• **What you should do**
Please list every line of the records below that contains the string "wall", treating uppercase and lowercase as different.

• **Dataset items**
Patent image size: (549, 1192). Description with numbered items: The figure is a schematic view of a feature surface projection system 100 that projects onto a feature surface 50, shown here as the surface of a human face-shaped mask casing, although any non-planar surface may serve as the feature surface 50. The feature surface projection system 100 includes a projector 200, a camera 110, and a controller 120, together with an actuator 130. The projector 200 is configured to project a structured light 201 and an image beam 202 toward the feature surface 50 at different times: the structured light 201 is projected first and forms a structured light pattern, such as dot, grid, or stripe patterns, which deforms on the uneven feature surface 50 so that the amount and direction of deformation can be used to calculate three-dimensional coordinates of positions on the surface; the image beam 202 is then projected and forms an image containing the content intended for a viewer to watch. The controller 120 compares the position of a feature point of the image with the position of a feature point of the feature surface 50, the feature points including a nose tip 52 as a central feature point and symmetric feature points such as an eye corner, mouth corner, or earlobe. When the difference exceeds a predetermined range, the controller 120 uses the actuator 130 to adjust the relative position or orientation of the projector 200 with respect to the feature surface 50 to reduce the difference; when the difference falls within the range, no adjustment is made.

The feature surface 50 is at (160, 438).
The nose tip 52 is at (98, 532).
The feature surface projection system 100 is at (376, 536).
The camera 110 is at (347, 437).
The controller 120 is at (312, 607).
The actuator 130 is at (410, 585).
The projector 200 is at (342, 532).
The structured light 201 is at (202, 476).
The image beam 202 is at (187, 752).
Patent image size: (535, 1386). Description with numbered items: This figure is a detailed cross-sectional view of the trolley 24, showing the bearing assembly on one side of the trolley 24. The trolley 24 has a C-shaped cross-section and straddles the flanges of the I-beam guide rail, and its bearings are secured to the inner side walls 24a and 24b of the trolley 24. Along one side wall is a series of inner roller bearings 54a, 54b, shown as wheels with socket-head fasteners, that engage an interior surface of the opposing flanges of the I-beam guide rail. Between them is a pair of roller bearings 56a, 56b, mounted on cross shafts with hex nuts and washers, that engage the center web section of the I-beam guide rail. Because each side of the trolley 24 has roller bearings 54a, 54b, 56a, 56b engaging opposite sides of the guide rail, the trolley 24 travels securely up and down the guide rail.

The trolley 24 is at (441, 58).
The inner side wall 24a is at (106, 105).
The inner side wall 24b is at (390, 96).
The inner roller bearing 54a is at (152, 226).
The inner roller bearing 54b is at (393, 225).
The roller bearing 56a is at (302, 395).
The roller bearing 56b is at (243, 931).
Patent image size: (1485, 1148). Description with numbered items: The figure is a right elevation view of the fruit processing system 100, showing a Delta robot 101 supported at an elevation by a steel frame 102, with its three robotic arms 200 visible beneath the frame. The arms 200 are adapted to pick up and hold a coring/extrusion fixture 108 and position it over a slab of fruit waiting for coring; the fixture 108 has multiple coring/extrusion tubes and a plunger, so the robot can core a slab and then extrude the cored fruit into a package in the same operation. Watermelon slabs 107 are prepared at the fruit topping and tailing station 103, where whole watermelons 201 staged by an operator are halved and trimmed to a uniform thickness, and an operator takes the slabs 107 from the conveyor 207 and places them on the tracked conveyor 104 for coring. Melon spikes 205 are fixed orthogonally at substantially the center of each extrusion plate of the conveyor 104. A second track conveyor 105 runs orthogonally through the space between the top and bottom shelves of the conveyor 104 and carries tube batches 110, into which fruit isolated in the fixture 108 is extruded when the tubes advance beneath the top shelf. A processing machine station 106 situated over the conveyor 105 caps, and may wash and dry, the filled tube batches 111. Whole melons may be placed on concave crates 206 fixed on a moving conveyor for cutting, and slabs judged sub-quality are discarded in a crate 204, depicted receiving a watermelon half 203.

• **Response for this exercise**
Patent image size: (535, 1386). Description with numbered items: This figure is a detailed cross-sectional view of the trolley 24, showing the bearing assembly on one side of the trolley 24. The trolley 24 has a C-shaped cross-section and straddles the flanges of the I-beam guide rail, and its bearings are secured to the inner side walls 24a and 24b of the trolley 24. Along one side wall is a series of inner roller bearings 54a, 54b, shown as wheels with socket-head fasteners, that engage an interior surface of the opposing flanges of the I-beam guide rail. Between them is a pair of roller bearings 56a, 56b, mounted on cross shafts with hex nuts and washers, that engage the center web section of the I-beam guide rail. Because each side of the trolley 24 has roller bearings 54a, 54b, 56a, 56b engaging opposite sides of the guide rail, the trolley 24 travels securely up and down the guide rail.
The inner side wall 24a is at (106, 105).
The inner side wall 24b is at (390, 96).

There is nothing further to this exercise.